- Problem statement: Leave out the pictures and repeat exactly the lines from the one containing "Give me a plain-text" through the final line of the listing below.

- Extracted data entries:
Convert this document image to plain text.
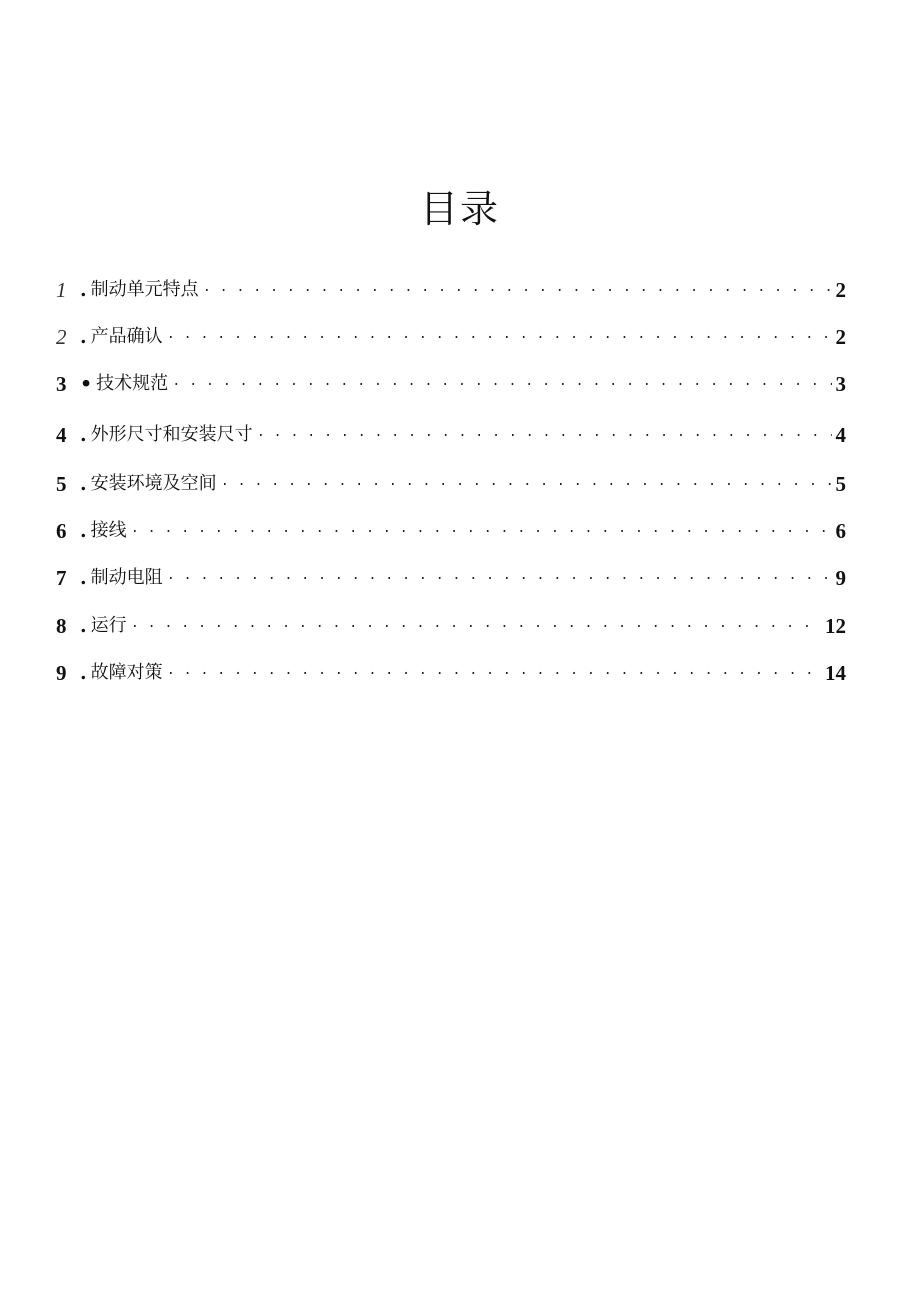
目录
1 . 制动单元特点 . . .	2
2 . 产品确认 . . .	2
3 • 技术规范 . . .	3
4 . 外形尺寸和安装尺寸 . . .	4
5 . 安装环境及空间 . . .	5
6 . 接线 . . .	6
7 . 制动电阻 . . .	9
8 . 运行 . . .	12
9 . 故障对策 . . .	14
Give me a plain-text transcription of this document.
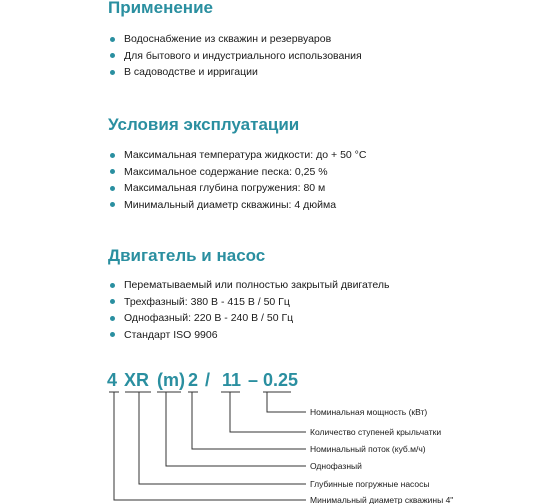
Применение
Водоснабжение из скважин и резервуаров
Для бытового и индустриального использования
В садоводстве и ирригации
Условия эксплуатации
Максимальная температура жидкости: до + 50 °C
Максимальное содержание песка: 0,25 %
Максимальная глубина погружения: 80 м
Минимальный диаметр скважины: 4 дюйма
Двигатель и насос
Перематываемый или полностью закрытый двигатель
Трехфазный: 380 В - 415 В / 50 Гц
Однофазный: 220 В - 240 В / 50 Гц
Стандарт ISO 9906
4 XR (m) 2 / 11 – 0.25
Номинальная мощность (кВт)
Количество ступеней крыльчатки
Номинальный поток (куб.м/ч)
Однофазный
Глубинные погружные насосы
Минимальный диаметр скважины 4"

- Response:
Give me a plain-text transcription of this document.
Применение
Водоснабжение из скважин и резервуаров
Для бытового и индустриального использования
В садоводстве и ирригации
Условия эксплуатации
Максимальная температура жидкости: до + 50 °C
Максимальное содержание песка: 0,25 %
Максимальная глубина погружения: 80 м
Минимальный диаметр скважины: 4 дюйма
Двигатель и насос
Перематываемый или полностью закрытый двигатель
Трехфазный: 380 В - 415 В / 50 Гц
Однофазный: 220 В - 240 В / 50 Гц
Стандарт ISO 9906
4 XR (m) 2 / 11 – 0.25
Номинальная мощность (кВт)
Количество ступеней крыльчатки
Номинальный поток (куб.м/ч)
Однофазный
Глубинные погружные насосы
Минимальный диаметр скважины 4"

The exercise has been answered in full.